[Structured figure records]
━━━━━━━━━━

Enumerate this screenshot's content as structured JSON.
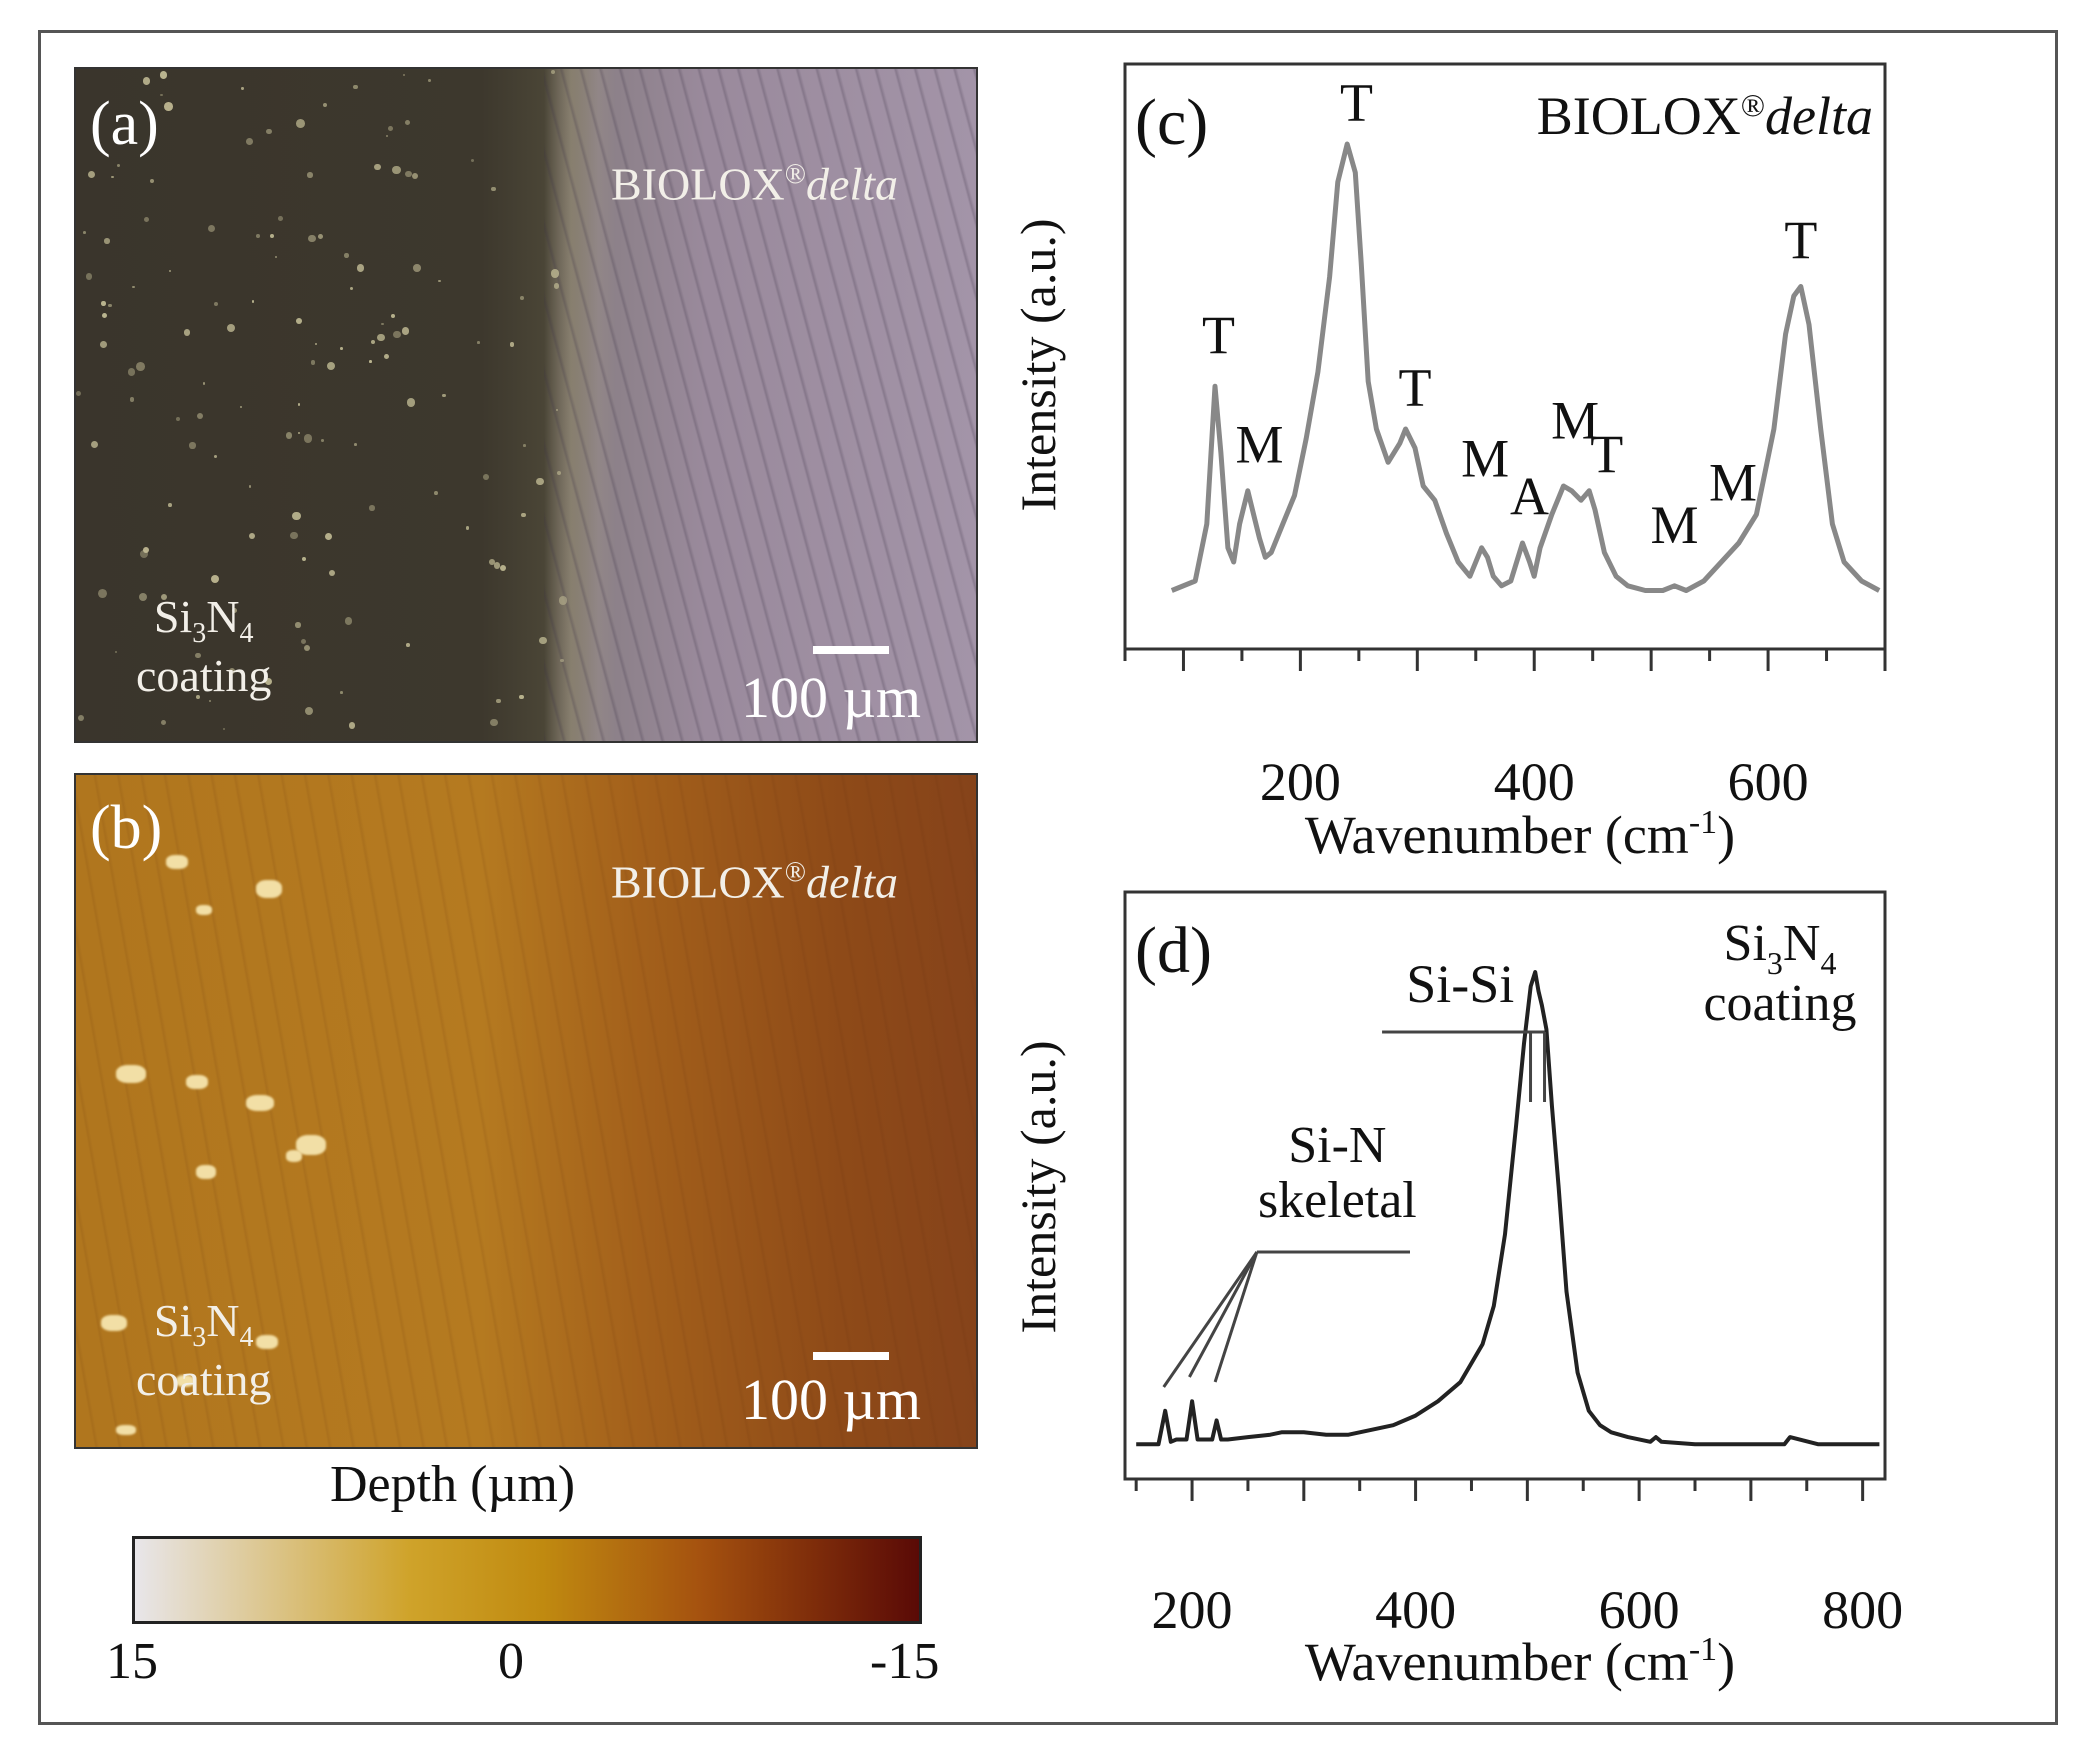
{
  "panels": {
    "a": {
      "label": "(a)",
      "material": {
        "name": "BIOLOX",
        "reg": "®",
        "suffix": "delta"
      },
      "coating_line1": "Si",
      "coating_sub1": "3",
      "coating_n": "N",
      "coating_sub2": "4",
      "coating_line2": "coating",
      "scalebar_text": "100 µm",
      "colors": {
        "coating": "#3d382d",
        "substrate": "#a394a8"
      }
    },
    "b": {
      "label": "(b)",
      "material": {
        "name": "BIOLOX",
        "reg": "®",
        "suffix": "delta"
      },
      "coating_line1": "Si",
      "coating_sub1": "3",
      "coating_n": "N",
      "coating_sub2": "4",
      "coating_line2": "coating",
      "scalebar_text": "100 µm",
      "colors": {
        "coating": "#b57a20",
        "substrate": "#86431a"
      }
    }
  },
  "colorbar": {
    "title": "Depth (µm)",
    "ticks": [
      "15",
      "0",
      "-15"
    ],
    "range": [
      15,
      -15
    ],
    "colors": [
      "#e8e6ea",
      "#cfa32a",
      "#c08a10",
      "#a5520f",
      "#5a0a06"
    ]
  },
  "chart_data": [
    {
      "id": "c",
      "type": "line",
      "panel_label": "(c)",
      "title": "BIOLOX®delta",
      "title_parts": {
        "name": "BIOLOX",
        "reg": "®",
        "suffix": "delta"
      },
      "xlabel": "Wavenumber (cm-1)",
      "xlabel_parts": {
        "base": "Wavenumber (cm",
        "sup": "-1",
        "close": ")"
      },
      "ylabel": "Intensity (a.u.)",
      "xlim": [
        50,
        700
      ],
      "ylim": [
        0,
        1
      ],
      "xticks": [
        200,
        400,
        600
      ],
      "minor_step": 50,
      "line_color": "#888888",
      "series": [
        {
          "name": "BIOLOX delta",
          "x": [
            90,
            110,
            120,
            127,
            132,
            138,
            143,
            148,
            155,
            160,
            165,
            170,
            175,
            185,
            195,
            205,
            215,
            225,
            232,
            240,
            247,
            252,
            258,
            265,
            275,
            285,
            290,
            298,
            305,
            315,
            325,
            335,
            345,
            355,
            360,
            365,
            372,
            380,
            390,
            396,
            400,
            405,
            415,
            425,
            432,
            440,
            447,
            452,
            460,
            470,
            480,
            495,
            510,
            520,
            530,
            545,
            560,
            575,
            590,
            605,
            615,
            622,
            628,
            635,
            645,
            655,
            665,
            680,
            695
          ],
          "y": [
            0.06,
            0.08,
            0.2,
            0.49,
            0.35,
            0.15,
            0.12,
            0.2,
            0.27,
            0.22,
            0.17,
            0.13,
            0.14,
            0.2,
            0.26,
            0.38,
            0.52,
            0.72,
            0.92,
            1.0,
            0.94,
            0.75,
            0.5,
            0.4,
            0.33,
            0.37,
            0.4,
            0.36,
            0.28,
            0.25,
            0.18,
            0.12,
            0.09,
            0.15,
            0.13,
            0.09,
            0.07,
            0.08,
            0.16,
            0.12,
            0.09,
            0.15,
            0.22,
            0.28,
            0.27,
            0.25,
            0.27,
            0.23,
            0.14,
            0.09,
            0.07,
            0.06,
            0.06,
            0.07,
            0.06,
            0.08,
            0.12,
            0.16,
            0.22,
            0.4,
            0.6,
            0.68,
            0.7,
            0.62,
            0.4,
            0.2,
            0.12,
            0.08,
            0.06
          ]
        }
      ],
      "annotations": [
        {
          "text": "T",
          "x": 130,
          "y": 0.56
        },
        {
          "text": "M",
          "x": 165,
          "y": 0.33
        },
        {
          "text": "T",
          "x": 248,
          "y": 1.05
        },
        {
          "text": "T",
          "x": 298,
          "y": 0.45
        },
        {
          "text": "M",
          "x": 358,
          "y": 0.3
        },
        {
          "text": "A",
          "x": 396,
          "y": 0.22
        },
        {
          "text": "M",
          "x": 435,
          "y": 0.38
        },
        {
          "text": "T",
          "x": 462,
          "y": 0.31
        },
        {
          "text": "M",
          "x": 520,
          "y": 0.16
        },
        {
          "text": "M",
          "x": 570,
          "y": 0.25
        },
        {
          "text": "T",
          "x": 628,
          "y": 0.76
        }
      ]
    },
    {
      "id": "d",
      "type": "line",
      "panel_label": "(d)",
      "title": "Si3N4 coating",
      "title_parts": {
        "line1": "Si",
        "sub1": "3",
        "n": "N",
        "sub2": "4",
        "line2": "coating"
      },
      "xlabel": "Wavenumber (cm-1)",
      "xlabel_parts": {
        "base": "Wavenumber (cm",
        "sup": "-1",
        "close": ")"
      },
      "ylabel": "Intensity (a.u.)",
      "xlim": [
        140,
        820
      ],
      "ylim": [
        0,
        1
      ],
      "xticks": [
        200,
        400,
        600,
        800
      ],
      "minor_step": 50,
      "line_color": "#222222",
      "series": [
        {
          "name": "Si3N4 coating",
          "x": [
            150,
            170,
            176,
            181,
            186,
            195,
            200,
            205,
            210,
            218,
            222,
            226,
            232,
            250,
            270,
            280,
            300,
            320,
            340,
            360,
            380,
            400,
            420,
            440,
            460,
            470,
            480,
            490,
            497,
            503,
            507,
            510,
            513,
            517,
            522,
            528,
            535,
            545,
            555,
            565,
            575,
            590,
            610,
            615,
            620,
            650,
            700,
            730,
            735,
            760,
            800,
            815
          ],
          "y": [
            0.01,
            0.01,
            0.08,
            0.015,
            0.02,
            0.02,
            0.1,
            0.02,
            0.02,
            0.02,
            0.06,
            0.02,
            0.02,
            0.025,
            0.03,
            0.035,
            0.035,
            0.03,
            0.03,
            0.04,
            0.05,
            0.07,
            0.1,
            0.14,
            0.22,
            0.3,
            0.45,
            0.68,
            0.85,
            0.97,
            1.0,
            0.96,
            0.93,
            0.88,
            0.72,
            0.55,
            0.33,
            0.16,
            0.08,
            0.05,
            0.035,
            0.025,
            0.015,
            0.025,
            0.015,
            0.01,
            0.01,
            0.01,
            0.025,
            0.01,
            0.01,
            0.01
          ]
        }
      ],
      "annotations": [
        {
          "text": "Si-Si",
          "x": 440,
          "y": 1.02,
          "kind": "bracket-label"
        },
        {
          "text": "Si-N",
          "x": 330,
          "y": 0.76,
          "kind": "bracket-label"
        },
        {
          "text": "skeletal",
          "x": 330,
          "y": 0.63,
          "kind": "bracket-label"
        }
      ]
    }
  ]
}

━━━━━━━━━━

-- WHAT IS NEEDED --
Repeat the material exactly as it reads, without any of its pictures.

-- ANSWER TO THE PROBLEM --
Enumerate this screenshot's content as structured JSON.
{
  "panels": {
    "a": {
      "label": "(a)",
      "material": {
        "name": "BIOLOX",
        "reg": "®",
        "suffix": "delta"
      },
      "coating_line1": "Si",
      "coating_sub1": "3",
      "coating_n": "N",
      "coating_sub2": "4",
      "coating_line2": "coating",
      "scalebar_text": "100 µm",
      "colors": {
        "coating": "#3d382d",
        "substrate": "#a394a8"
      }
    },
    "b": {
      "label": "(b)",
      "material": {
        "name": "BIOLOX",
        "reg": "®",
        "suffix": "delta"
      },
      "coating_line1": "Si",
      "coating_sub1": "3",
      "coating_n": "N",
      "coating_sub2": "4",
      "coating_line2": "coating",
      "scalebar_text": "100 µm",
      "colors": {
        "coating": "#b57a20",
        "substrate": "#86431a"
      }
    }
  },
  "colorbar": {
    "title": "Depth (µm)",
    "ticks": [
      "15",
      "0",
      "-15"
    ],
    "range": [
      15,
      -15
    ],
    "colors": [
      "#e8e6ea",
      "#cfa32a",
      "#c08a10",
      "#a5520f",
      "#5a0a06"
    ]
  },
  "chart_data": [
    {
      "id": "c",
      "type": "line",
      "panel_label": "(c)",
      "title": "BIOLOX®delta",
      "title_parts": {
        "name": "BIOLOX",
        "reg": "®",
        "suffix": "delta"
      },
      "xlabel": "Wavenumber (cm-1)",
      "xlabel_parts": {
        "base": "Wavenumber (cm",
        "sup": "-1",
        "close": ")"
      },
      "ylabel": "Intensity (a.u.)",
      "xlim": [
        50,
        700
      ],
      "ylim": [
        0,
        1
      ],
      "xticks": [
        200,
        400,
        600
      ],
      "minor_step": 50,
      "line_color": "#888888",
      "series": [
        {
          "name": "BIOLOX delta",
          "x": [
            90,
            110,
            120,
            127,
            132,
            138,
            143,
            148,
            155,
            160,
            165,
            170,
            175,
            185,
            195,
            205,
            215,
            225,
            232,
            240,
            247,
            252,
            258,
            265,
            275,
            285,
            290,
            298,
            305,
            315,
            325,
            335,
            345,
            355,
            360,
            365,
            372,
            380,
            390,
            396,
            400,
            405,
            415,
            425,
            432,
            440,
            447,
            452,
            460,
            470,
            480,
            495,
            510,
            520,
            530,
            545,
            560,
            575,
            590,
            605,
            615,
            622,
            628,
            635,
            645,
            655,
            665,
            680,
            695
          ],
          "y": [
            0.06,
            0.08,
            0.2,
            0.49,
            0.35,
            0.15,
            0.12,
            0.2,
            0.27,
            0.22,
            0.17,
            0.13,
            0.14,
            0.2,
            0.26,
            0.38,
            0.52,
            0.72,
            0.92,
            1.0,
            0.94,
            0.75,
            0.5,
            0.4,
            0.33,
            0.37,
            0.4,
            0.36,
            0.28,
            0.25,
            0.18,
            0.12,
            0.09,
            0.15,
            0.13,
            0.09,
            0.07,
            0.08,
            0.16,
            0.12,
            0.09,
            0.15,
            0.22,
            0.28,
            0.27,
            0.25,
            0.27,
            0.23,
            0.14,
            0.09,
            0.07,
            0.06,
            0.06,
            0.07,
            0.06,
            0.08,
            0.12,
            0.16,
            0.22,
            0.4,
            0.6,
            0.68,
            0.7,
            0.62,
            0.4,
            0.2,
            0.12,
            0.08,
            0.06
          ]
        }
      ],
      "annotations": [
        {
          "text": "T",
          "x": 130,
          "y": 0.56
        },
        {
          "text": "M",
          "x": 165,
          "y": 0.33
        },
        {
          "text": "T",
          "x": 248,
          "y": 1.05
        },
        {
          "text": "T",
          "x": 298,
          "y": 0.45
        },
        {
          "text": "M",
          "x": 358,
          "y": 0.3
        },
        {
          "text": "A",
          "x": 396,
          "y": 0.22
        },
        {
          "text": "M",
          "x": 435,
          "y": 0.38
        },
        {
          "text": "T",
          "x": 462,
          "y": 0.31
        },
        {
          "text": "M",
          "x": 520,
          "y": 0.16
        },
        {
          "text": "M",
          "x": 570,
          "y": 0.25
        },
        {
          "text": "T",
          "x": 628,
          "y": 0.76
        }
      ]
    },
    {
      "id": "d",
      "type": "line",
      "panel_label": "(d)",
      "title": "Si3N4 coating",
      "title_parts": {
        "line1": "Si",
        "sub1": "3",
        "n": "N",
        "sub2": "4",
        "line2": "coating"
      },
      "xlabel": "Wavenumber (cm-1)",
      "xlabel_parts": {
        "base": "Wavenumber (cm",
        "sup": "-1",
        "close": ")"
      },
      "ylabel": "Intensity (a.u.)",
      "xlim": [
        140,
        820
      ],
      "ylim": [
        0,
        1
      ],
      "xticks": [
        200,
        400,
        600,
        800
      ],
      "minor_step": 50,
      "line_color": "#222222",
      "series": [
        {
          "name": "Si3N4 coating",
          "x": [
            150,
            170,
            176,
            181,
            186,
            195,
            200,
            205,
            210,
            218,
            222,
            226,
            232,
            250,
            270,
            280,
            300,
            320,
            340,
            360,
            380,
            400,
            420,
            440,
            460,
            470,
            480,
            490,
            497,
            503,
            507,
            510,
            513,
            517,
            522,
            528,
            535,
            545,
            555,
            565,
            575,
            590,
            610,
            615,
            620,
            650,
            700,
            730,
            735,
            760,
            800,
            815
          ],
          "y": [
            0.01,
            0.01,
            0.08,
            0.015,
            0.02,
            0.02,
            0.1,
            0.02,
            0.02,
            0.02,
            0.06,
            0.02,
            0.02,
            0.025,
            0.03,
            0.035,
            0.035,
            0.03,
            0.03,
            0.04,
            0.05,
            0.07,
            0.1,
            0.14,
            0.22,
            0.3,
            0.45,
            0.68,
            0.85,
            0.97,
            1.0,
            0.96,
            0.93,
            0.88,
            0.72,
            0.55,
            0.33,
            0.16,
            0.08,
            0.05,
            0.035,
            0.025,
            0.015,
            0.025,
            0.015,
            0.01,
            0.01,
            0.01,
            0.025,
            0.01,
            0.01,
            0.01
          ]
        }
      ],
      "annotations": [
        {
          "text": "Si-Si",
          "x": 440,
          "y": 1.02,
          "kind": "bracket-label"
        },
        {
          "text": "Si-N",
          "x": 330,
          "y": 0.76,
          "kind": "bracket-label"
        },
        {
          "text": "skeletal",
          "x": 330,
          "y": 0.63,
          "kind": "bracket-label"
        }
      ]
    }
  ]
}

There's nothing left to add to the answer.